Description of the task:
Produce a verbatim copy of the entries listed below.

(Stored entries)
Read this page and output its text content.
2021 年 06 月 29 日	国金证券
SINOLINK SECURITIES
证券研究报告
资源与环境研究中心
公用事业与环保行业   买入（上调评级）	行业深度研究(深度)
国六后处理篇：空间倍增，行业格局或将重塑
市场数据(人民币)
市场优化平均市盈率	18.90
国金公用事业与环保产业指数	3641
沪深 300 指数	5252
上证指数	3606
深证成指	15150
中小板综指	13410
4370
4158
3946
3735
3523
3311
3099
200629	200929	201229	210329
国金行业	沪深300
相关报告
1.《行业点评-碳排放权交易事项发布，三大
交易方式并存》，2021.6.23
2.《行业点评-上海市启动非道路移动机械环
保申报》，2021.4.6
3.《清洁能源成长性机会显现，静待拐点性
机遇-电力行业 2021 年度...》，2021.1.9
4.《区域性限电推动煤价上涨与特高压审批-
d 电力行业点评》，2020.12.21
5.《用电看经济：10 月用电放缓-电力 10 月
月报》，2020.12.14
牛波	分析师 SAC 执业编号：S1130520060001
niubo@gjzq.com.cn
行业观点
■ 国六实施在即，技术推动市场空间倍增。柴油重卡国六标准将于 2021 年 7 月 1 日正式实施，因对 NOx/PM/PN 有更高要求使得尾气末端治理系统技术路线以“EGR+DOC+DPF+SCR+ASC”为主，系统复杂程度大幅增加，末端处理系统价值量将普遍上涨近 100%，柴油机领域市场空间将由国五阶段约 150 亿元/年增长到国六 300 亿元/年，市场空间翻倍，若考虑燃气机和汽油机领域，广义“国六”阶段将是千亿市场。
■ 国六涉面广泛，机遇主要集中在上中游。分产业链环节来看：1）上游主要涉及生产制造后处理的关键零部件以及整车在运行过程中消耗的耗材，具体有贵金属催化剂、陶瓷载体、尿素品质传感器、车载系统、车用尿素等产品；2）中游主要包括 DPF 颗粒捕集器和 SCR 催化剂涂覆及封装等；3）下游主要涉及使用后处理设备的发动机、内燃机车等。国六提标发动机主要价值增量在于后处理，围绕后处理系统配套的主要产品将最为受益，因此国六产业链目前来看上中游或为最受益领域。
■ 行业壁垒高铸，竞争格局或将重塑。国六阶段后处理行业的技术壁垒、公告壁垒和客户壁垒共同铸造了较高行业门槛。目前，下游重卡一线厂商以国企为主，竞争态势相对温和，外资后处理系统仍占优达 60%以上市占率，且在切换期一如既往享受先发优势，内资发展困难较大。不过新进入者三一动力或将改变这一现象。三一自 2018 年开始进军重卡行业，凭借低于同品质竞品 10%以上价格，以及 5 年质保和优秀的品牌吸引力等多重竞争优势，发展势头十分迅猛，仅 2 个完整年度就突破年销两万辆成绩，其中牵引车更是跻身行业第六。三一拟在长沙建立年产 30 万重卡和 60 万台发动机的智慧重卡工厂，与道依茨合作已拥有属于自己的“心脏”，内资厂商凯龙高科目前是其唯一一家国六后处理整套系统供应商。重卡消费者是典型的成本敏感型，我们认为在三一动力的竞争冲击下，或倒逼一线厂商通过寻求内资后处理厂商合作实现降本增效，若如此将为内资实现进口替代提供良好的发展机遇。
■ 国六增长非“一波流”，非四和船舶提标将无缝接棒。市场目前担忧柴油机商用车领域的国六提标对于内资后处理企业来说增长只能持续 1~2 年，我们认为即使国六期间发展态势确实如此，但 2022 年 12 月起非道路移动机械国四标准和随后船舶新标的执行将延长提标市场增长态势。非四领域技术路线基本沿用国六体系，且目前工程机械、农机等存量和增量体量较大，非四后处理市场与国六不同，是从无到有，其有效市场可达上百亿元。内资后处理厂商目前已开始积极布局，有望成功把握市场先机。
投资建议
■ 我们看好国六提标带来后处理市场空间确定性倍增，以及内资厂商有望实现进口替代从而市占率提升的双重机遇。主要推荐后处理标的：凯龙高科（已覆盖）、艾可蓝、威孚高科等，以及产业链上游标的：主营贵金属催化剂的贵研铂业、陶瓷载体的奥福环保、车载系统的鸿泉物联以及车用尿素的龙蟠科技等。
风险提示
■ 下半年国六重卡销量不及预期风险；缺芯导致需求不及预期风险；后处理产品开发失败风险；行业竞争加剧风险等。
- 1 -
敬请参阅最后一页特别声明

Complete response:
Read this page and output its text content.
2021 年 06 月 29 日	国金证券
SINOLINK SECURITIES
证券研究报告
资源与环境研究中心
公用事业与环保行业   买入（上调评级）	行业深度研究(深度)
国六后处理篇：空间倍增，行业格局或将重塑
市场数据(人民币)
市场优化平均市盈率	18.90
国金公用事业与环保产业指数	3641
沪深 300 指数	5252
上证指数	3606
深证成指	15150
中小板综指	13410
4370
4158
3946
3735
3523
3311
3099
200629	200929	201229	210329
国金行业	沪深300
相关报告
1.《行业点评-碳排放权交易事项发布，三大
交易方式并存》，2021.6.23
2.《行业点评-上海市启动非道路移动机械环
保申报》，2021.4.6
3.《清洁能源成长性机会显现，静待拐点性
机遇-电力行业 2021 年度...》，2021.1.9
4.《区域性限电推动煤价上涨与特高压审批-
d 电力行业点评》，2020.12.21
5.《用电看经济：10 月用电放缓-电力 10 月
月报》，2020.12.14
牛波	分析师 SAC 执业编号：S1130520060001
niubo@gjzq.com.cn
行业观点
■ 国六实施在即，技术推动市场空间倍增。柴油重卡国六标准将于 2021 年 7 月 1 日正式实施，因对 NOx/PM/PN 有更高要求使得尾气末端治理系统技术路线以“EGR+DOC+DPF+SCR+ASC”为主，系统复杂程度大幅增加，末端处理系统价值量将普遍上涨近 100%，柴油机领域市场空间将由国五阶段约 150 亿元/年增长到国六 300 亿元/年，市场空间翻倍，若考虑燃气机和汽油机领域，广义“国六”阶段将是千亿市场。
■ 国六涉面广泛，机遇主要集中在上中游。分产业链环节来看：1）上游主要涉及生产制造后处理的关键零部件以及整车在运行过程中消耗的耗材，具体有贵金属催化剂、陶瓷载体、尿素品质传感器、车载系统、车用尿素等产品；2）中游主要包括 DPF 颗粒捕集器和 SCR 催化剂涂覆及封装等；3）下游主要涉及使用后处理设备的发动机、内燃机车等。国六提标发动机主要价值增量在于后处理，围绕后处理系统配套的主要产品将最为受益，因此国六产业链目前来看上中游或为最受益领域。
■ 行业壁垒高铸，竞争格局或将重塑。国六阶段后处理行业的技术壁垒、公告壁垒和客户壁垒共同铸造了较高行业门槛。目前，下游重卡一线厂商以国企为主，竞争态势相对温和，外资后处理系统仍占优达 60%以上市占率，且在切换期一如既往享受先发优势，内资发展困难较大。不过新进入者三一动力或将改变这一现象。三一自 2018 年开始进军重卡行业，凭借低于同品质竞品 10%以上价格，以及 5 年质保和优秀的品牌吸引力等多重竞争优势，发展势头十分迅猛，仅 2 个完整年度就突破年销两万辆成绩，其中牵引车更是跻身行业第六。三一拟在长沙建立年产 30 万重卡和 60 万台发动机的智慧重卡工厂，与道依茨合作已拥有属于自己的“心脏”，内资厂商凯龙高科目前是其唯一一家国六后处理整套系统供应商。重卡消费者是典型的成本敏感型，我们认为在三一动力的竞争冲击下，或倒逼一线厂商通过寻求内资后处理厂商合作实现降本增效，若如此将为内资实现进口替代提供良好的发展机遇。
■ 国六增长非“一波流”，非四和船舶提标将无缝接棒。市场目前担忧柴油机商用车领域的国六提标对于内资后处理企业来说增长只能持续 1~2 年，我们认为即使国六期间发展态势确实如此，但 2022 年 12 月起非道路移动机械国四标准和随后船舶新标的执行将延长提标市场增长态势。非四领域技术路线基本沿用国六体系，且目前工程机械、农机等存量和增量体量较大，非四后处理市场与国六不同，是从无到有，其有效市场可达上百亿元。内资后处理厂商目前已开始积极布局，有望成功把握市场先机。
投资建议
■ 我们看好国六提标带来后处理市场空间确定性倍增，以及内资厂商有望实现进口替代从而市占率提升的双重机遇。主要推荐后处理标的：凯龙高科（已覆盖）、艾可蓝、威孚高科等，以及产业链上游标的：主营贵金属催化剂的贵研铂业、陶瓷载体的奥福环保、车载系统的鸿泉物联以及车用尿素的龙蟠科技等。
风险提示
■ 下半年国六重卡销量不及预期风险；缺芯导致需求不及预期风险；后处理产品开发失败风险；行业竞争加剧风险等。
- 1 -
敬请参阅最后一页特别声明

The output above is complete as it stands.